:: To be done ::
Pictures do not belong in the copy. Return all of the entries exactly.

—————

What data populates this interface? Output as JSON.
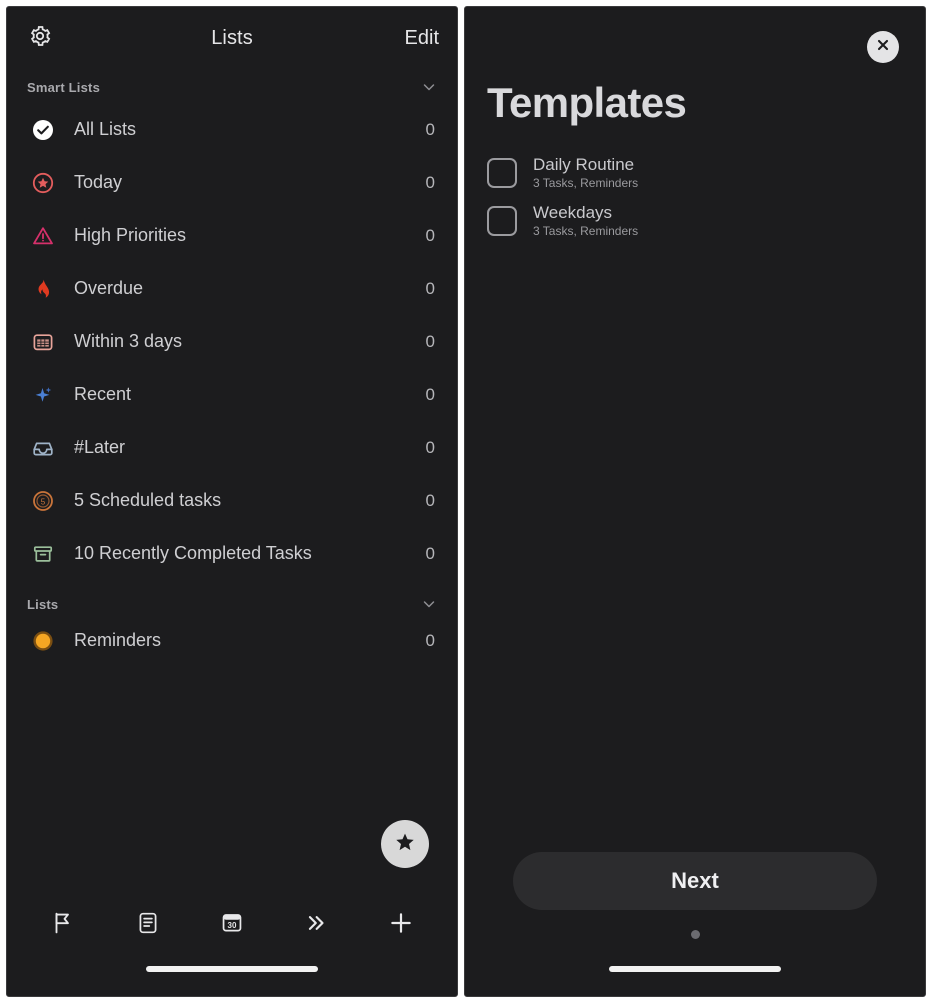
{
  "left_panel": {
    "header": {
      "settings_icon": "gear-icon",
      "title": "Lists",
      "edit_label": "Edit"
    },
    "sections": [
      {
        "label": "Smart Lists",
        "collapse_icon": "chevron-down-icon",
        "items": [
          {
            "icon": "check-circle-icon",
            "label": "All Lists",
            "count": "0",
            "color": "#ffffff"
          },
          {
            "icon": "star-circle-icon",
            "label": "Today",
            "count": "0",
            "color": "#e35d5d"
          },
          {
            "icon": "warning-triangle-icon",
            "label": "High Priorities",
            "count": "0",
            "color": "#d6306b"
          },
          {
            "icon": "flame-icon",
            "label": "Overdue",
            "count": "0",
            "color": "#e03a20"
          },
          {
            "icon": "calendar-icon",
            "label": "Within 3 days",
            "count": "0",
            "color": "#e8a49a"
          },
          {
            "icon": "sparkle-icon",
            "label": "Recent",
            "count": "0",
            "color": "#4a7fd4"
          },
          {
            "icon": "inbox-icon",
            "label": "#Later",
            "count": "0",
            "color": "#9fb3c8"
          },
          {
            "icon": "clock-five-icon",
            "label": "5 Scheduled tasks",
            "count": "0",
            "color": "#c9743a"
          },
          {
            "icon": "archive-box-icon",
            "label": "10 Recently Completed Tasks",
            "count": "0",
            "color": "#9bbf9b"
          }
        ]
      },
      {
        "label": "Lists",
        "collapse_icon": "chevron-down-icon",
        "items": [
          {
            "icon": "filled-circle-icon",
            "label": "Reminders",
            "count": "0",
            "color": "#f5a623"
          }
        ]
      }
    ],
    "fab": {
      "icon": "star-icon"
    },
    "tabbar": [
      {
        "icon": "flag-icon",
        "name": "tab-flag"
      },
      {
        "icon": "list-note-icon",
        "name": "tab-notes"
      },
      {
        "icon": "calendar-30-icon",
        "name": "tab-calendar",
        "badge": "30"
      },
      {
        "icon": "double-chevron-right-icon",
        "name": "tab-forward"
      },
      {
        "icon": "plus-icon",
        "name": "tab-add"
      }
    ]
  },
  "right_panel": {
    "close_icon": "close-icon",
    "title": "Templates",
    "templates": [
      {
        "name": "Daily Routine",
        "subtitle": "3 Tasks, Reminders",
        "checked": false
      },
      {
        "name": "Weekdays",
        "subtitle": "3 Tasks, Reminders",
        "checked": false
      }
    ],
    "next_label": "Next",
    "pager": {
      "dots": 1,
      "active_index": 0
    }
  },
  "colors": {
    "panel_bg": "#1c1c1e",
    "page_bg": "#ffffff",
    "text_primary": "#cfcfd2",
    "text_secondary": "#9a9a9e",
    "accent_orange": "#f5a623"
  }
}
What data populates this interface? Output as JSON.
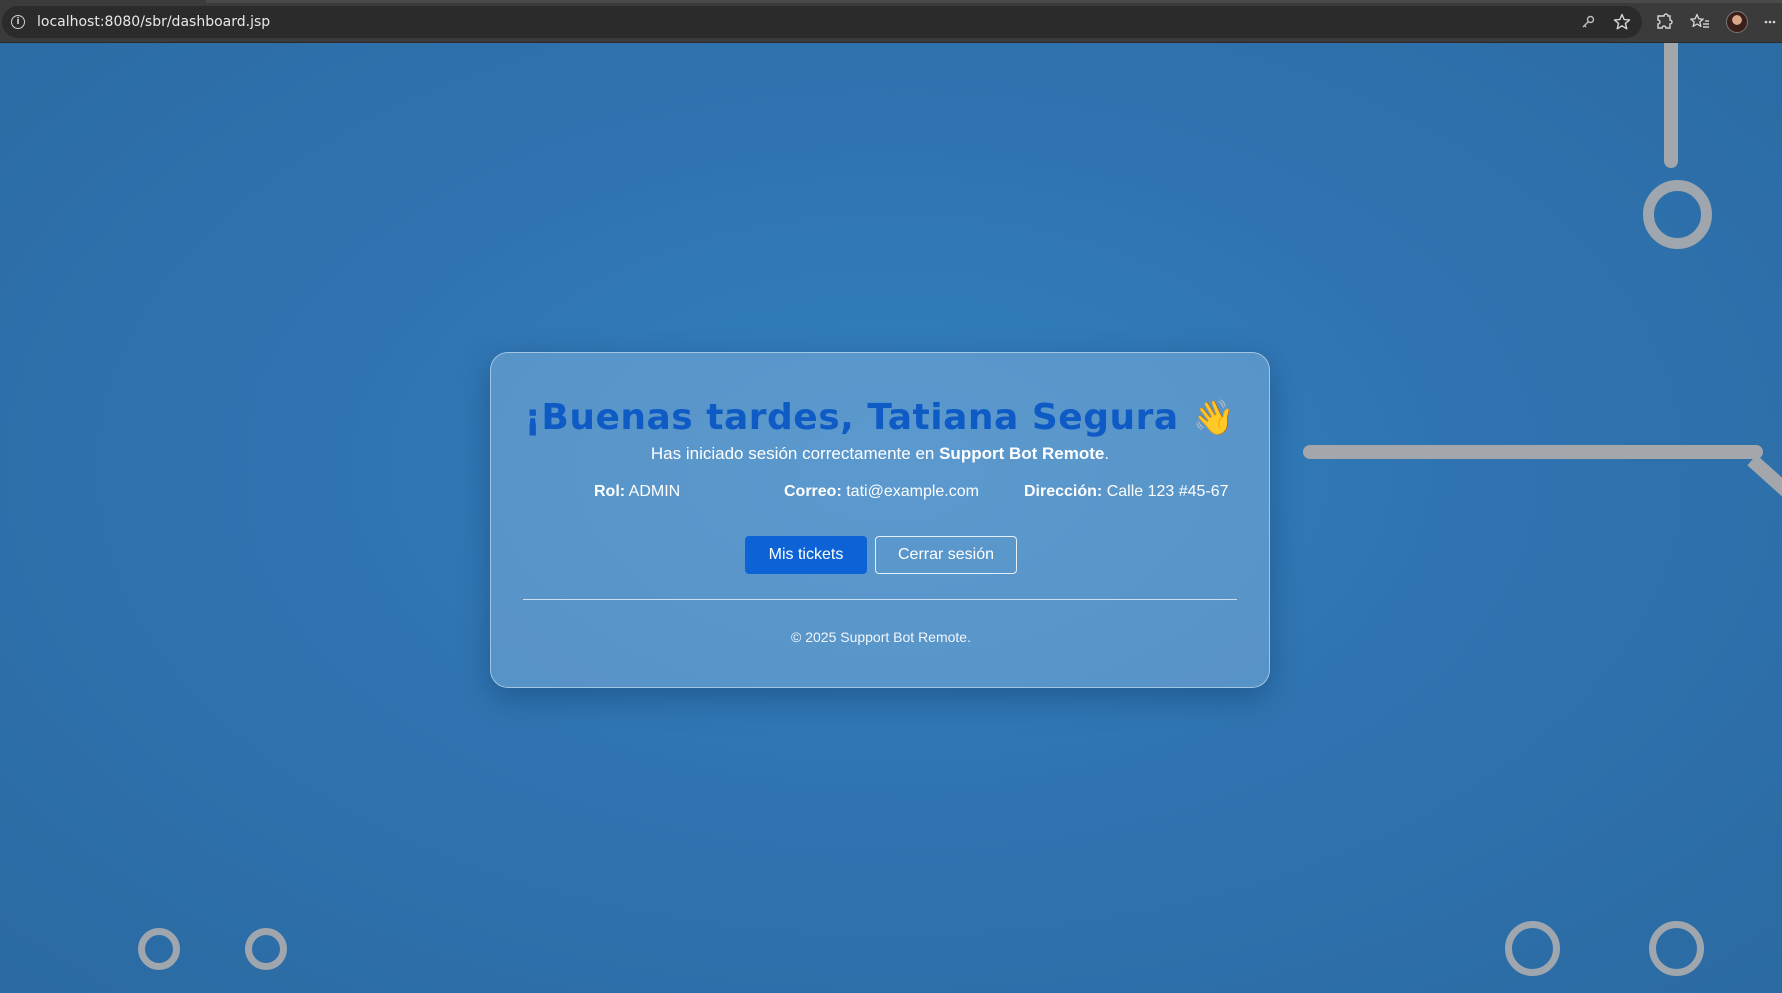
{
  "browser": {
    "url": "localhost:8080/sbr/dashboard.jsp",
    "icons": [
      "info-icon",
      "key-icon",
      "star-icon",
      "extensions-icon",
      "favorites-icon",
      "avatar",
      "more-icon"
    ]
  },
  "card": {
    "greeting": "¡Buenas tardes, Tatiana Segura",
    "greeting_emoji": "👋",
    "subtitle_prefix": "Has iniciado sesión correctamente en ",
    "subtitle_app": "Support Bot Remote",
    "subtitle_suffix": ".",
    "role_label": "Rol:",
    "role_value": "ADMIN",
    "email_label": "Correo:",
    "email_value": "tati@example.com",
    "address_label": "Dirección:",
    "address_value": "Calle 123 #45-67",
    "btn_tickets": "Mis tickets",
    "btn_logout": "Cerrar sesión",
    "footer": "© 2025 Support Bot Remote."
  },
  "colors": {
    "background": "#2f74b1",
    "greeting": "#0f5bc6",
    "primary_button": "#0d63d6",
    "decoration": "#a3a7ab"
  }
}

—————

:: Correct answer ::
What data populates this interface? Output as JSON.
{
  "left_panel": {
    "header": {
      "settings_icon": "gear-icon",
      "title": "Lists",
      "edit_label": "Edit"
    },
    "sections": [
      {
        "label": "Smart Lists",
        "collapse_icon": "chevron-down-icon",
        "items": [
          {
            "icon": "check-circle-icon",
            "label": "All Lists",
            "count": "0",
            "color": "#ffffff"
          },
          {
            "icon": "star-circle-icon",
            "label": "Today",
            "count": "0",
            "color": "#e35d5d"
          },
          {
            "icon": "warning-triangle-icon",
            "label": "High Priorities",
            "count": "0",
            "color": "#d6306b"
          },
          {
            "icon": "flame-icon",
            "label": "Overdue",
            "count": "0",
            "color": "#e03a20"
          },
          {
            "icon": "calendar-icon",
            "label": "Within 3 days",
            "count": "0",
            "color": "#e8a49a"
          },
          {
            "icon": "sparkle-icon",
            "label": "Recent",
            "count": "0",
            "color": "#4a7fd4"
          },
          {
            "icon": "inbox-icon",
            "label": "#Later",
            "count": "0",
            "color": "#9fb3c8"
          },
          {
            "icon": "clock-five-icon",
            "label": "5 Scheduled tasks",
            "count": "0",
            "color": "#c9743a"
          },
          {
            "icon": "archive-box-icon",
            "label": "10 Recently Completed Tasks",
            "count": "0",
            "color": "#9bbf9b"
          }
        ]
      },
      {
        "label": "Lists",
        "collapse_icon": "chevron-down-icon",
        "items": [
          {
            "icon": "filled-circle-icon",
            "label": "Reminders",
            "count": "0",
            "color": "#f5a623"
          }
        ]
      }
    ],
    "fab": {
      "icon": "star-icon"
    },
    "tabbar": [
      {
        "icon": "flag-icon",
        "name": "tab-flag"
      },
      {
        "icon": "list-note-icon",
        "name": "tab-notes"
      },
      {
        "icon": "calendar-30-icon",
        "name": "tab-calendar",
        "badge": "30"
      },
      {
        "icon": "double-chevron-right-icon",
        "name": "tab-forward"
      },
      {
        "icon": "plus-icon",
        "name": "tab-add"
      }
    ]
  },
  "right_panel": {
    "close_icon": "close-icon",
    "title": "Templates",
    "templates": [
      {
        "name": "Daily Routine",
        "subtitle": "3 Tasks, Reminders",
        "checked": false
      },
      {
        "name": "Weekdays",
        "subtitle": "3 Tasks, Reminders",
        "checked": false
      }
    ],
    "next_label": "Next",
    "pager": {
      "dots": 1,
      "active_index": 0
    }
  },
  "colors": {
    "panel_bg": "#1c1c1e",
    "page_bg": "#ffffff",
    "text_primary": "#cfcfd2",
    "text_secondary": "#9a9a9e",
    "accent_orange": "#f5a623"
  }
}
What data populates this interface? Output as JSON.
{
  "browser": {
    "url": "localhost:8080/sbr/dashboard.jsp",
    "icons": [
      "info-icon",
      "key-icon",
      "star-icon",
      "extensions-icon",
      "favorites-icon",
      "avatar",
      "more-icon"
    ]
  },
  "card": {
    "greeting": "¡Buenas tardes, Tatiana Segura",
    "greeting_emoji": "👋",
    "subtitle_prefix": "Has iniciado sesión correctamente en ",
    "subtitle_app": "Support Bot Remote",
    "subtitle_suffix": ".",
    "role_label": "Rol:",
    "role_value": "ADMIN",
    "email_label": "Correo:",
    "email_value": "tati@example.com",
    "address_label": "Dirección:",
    "address_value": "Calle 123 #45-67",
    "btn_tickets": "Mis tickets",
    "btn_logout": "Cerrar sesión",
    "footer": "© 2025 Support Bot Remote."
  },
  "colors": {
    "background": "#2f74b1",
    "greeting": "#0f5bc6",
    "primary_button": "#0d63d6",
    "decoration": "#a3a7ab"
  }
}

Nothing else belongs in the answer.